» **The request**:
Quote the entries that follow exactly, leaving none out.

» **Given information**:
#####

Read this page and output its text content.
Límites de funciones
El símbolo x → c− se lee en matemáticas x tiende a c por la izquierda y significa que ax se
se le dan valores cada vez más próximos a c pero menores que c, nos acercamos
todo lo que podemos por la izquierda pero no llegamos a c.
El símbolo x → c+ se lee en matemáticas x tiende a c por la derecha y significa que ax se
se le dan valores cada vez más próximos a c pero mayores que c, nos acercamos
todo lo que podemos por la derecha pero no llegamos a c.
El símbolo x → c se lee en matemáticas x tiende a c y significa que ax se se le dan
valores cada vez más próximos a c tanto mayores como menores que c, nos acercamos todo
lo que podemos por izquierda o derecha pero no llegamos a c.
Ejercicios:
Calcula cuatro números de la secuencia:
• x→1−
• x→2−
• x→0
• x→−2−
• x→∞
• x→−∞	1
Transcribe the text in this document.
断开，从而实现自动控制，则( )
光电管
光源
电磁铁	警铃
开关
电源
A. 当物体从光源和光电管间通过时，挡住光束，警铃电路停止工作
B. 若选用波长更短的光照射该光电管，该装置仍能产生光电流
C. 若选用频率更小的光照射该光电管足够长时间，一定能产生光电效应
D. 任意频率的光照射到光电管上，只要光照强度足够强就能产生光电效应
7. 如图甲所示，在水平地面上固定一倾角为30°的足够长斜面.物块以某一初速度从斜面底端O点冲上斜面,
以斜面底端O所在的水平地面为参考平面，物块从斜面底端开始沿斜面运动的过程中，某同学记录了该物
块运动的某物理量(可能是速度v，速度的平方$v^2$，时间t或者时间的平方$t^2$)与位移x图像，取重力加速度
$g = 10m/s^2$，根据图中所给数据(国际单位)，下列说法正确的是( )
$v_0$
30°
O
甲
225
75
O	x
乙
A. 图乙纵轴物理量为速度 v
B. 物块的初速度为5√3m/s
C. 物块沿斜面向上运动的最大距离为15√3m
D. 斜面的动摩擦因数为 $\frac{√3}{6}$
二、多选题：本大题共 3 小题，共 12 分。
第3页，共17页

#####

» **Reply to the task**:
Read this page and output its text content.
Límites de funciones
El símbolo x → c− se lee en matemáticas x tiende a c por la izquierda y significa que ax se
se le dan valores cada vez más próximos a c pero menores que c, nos acercamos
todo lo que podemos por la izquierda pero no llegamos a c.
El símbolo x → c+ se lee en matemáticas x tiende a c por la derecha y significa que ax se
se le dan valores cada vez más próximos a c pero mayores que c, nos acercamos
todo lo que podemos por la derecha pero no llegamos a c.
El símbolo x → c se lee en matemáticas x tiende a c y significa que ax se se le dan
valores cada vez más próximos a c tanto mayores como menores que c, nos acercamos todo
lo que podemos por izquierda o derecha pero no llegamos a c.
Ejercicios:
Calcula cuatro números de la secuencia:
• x→1−
• x→2−
• x→0
• x→−2−
• x→∞
• x→−∞	1
Transcribe the text in this document.
断开，从而实现自动控制，则( )
光电管
光源
电磁铁	警铃
开关
电源
A. 当物体从光源和光电管间通过时，挡住光束，警铃电路停止工作
B. 若选用波长更短的光照射该光电管，该装置仍能产生光电流
C. 若选用频率更小的光照射该光电管足够长时间，一定能产生光电效应
D. 任意频率的光照射到光电管上，只要光照强度足够强就能产生光电效应
7. 如图甲所示，在水平地面上固定一倾角为30°的足够长斜面.物块以某一初速度从斜面底端O点冲上斜面,
以斜面底端O所在的水平地面为参考平面，物块从斜面底端开始沿斜面运动的过程中，某同学记录了该物
块运动的某物理量(可能是速度v，速度的平方$v^2$，时间t或者时间的平方$t^2$)与位移x图像，取重力加速度
$g = 10m/s^2$，根据图中所给数据(国际单位)，下列说法正确的是( )
$v_0$
30°
O
甲
225
75
O	x
乙
A. 图乙纵轴物理量为速度 v
B. 物块的初速度为5√3m/s
C. 物块沿斜面向上运动的最大距离为15√3m
D. 斜面的动摩擦因数为 $\frac{√3}{6}$
二、多选题：本大题共 3 小题，共 12 分。
第3页，共17页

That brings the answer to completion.